• **EXERCISE GOAL**
List each line of the data that holds the word "help".

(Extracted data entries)
-------

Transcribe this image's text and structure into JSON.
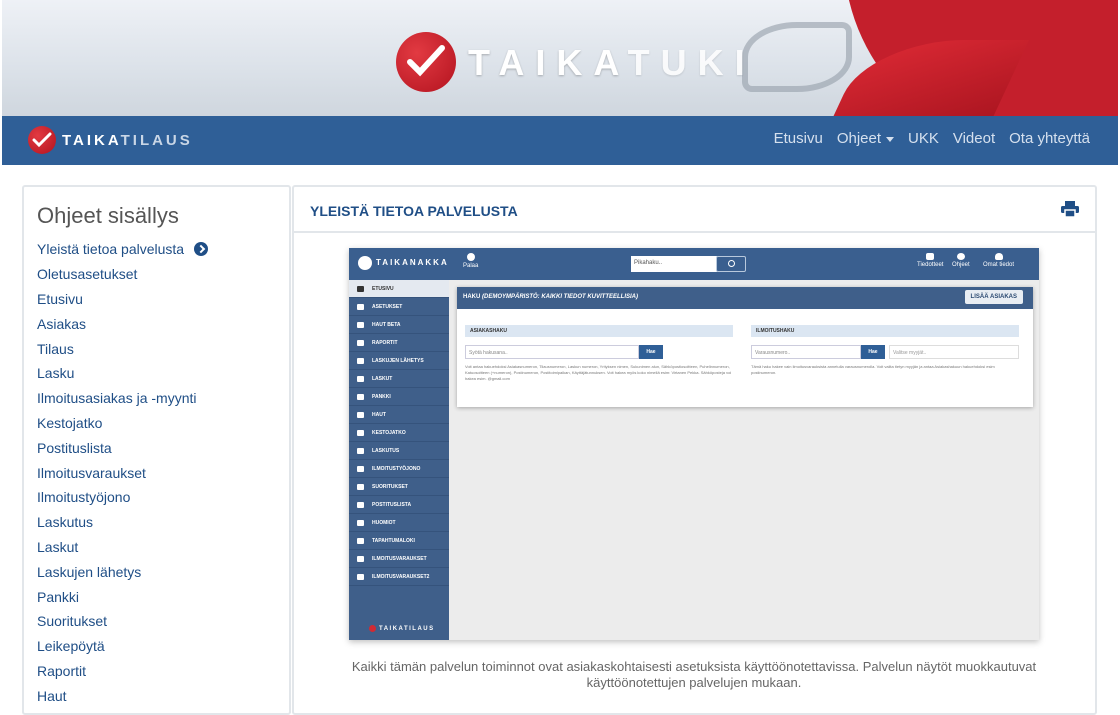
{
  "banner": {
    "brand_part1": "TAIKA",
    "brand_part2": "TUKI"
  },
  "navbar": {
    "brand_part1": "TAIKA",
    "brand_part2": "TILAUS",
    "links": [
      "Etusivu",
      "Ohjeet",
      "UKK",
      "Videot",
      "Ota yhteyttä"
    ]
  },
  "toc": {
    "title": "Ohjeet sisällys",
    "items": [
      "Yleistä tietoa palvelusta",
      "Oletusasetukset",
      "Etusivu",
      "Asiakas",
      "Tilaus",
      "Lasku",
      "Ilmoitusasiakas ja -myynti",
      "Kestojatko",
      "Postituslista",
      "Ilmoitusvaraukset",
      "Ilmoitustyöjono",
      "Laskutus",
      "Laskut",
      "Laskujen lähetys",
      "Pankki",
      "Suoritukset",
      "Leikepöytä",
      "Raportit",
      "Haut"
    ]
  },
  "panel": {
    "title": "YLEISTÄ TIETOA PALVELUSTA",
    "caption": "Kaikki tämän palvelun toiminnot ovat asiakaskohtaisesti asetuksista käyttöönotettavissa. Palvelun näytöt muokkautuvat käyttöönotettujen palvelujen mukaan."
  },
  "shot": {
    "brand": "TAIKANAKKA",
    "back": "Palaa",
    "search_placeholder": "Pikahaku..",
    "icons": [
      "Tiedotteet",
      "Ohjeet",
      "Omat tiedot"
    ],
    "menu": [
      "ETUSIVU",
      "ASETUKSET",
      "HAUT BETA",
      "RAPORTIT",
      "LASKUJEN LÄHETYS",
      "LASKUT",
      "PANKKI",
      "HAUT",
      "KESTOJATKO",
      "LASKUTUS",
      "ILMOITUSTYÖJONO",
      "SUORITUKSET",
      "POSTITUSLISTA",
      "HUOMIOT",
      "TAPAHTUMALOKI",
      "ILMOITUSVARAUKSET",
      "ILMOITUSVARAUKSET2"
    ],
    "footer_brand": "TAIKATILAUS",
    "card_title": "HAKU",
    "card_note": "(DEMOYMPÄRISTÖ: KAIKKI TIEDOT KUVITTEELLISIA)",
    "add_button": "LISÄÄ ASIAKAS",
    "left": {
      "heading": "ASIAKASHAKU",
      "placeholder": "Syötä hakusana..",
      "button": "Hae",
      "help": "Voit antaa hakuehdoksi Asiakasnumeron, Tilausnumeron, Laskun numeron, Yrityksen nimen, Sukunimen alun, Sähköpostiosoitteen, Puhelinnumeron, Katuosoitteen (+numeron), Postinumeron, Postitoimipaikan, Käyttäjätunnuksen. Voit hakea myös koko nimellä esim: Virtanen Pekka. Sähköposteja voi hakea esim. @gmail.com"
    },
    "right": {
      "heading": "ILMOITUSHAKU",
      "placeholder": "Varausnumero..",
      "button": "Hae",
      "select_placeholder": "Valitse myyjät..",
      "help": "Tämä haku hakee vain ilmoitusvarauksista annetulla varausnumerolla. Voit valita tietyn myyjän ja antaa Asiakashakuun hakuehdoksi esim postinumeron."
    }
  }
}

-------

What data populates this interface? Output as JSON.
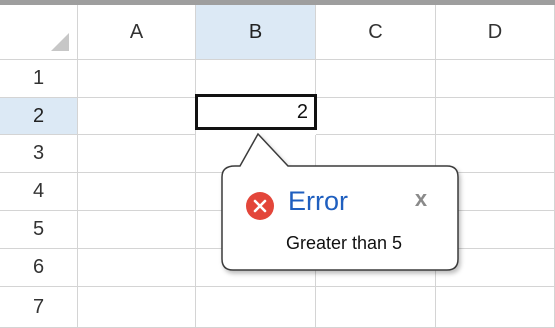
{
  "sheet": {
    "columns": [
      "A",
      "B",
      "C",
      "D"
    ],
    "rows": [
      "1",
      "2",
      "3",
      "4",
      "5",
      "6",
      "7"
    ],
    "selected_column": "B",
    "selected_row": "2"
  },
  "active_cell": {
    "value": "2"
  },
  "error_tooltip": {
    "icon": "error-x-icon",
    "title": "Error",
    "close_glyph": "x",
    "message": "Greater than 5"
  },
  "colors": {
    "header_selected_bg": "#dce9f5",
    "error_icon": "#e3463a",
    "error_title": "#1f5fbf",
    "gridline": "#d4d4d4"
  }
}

-------

• **SOLUTION**
      "help": "Voit antaa hakuehdoksi Asiakasnumeron, Tilausnumeron, Laskun numeron, Yrityksen nimen, Sukunimen alun, Sähköpostiosoitteen, Puhelinnumeron, Katuosoitteen (+numeron), Postinumeron, Postitoimipaikan, Käyttäjätunnuksen. Voit hakea myös koko nimellä esim: Virtanen Pekka. Sähköposteja voi hakea esim. @gmail.com"
      "help": "Tämä haku hakee vain ilmoitusvarauksista annetulla varausnumerolla. Voit valita tietyn myyjän ja antaa Asiakashakuun hakuehdoksi esim postinumeron."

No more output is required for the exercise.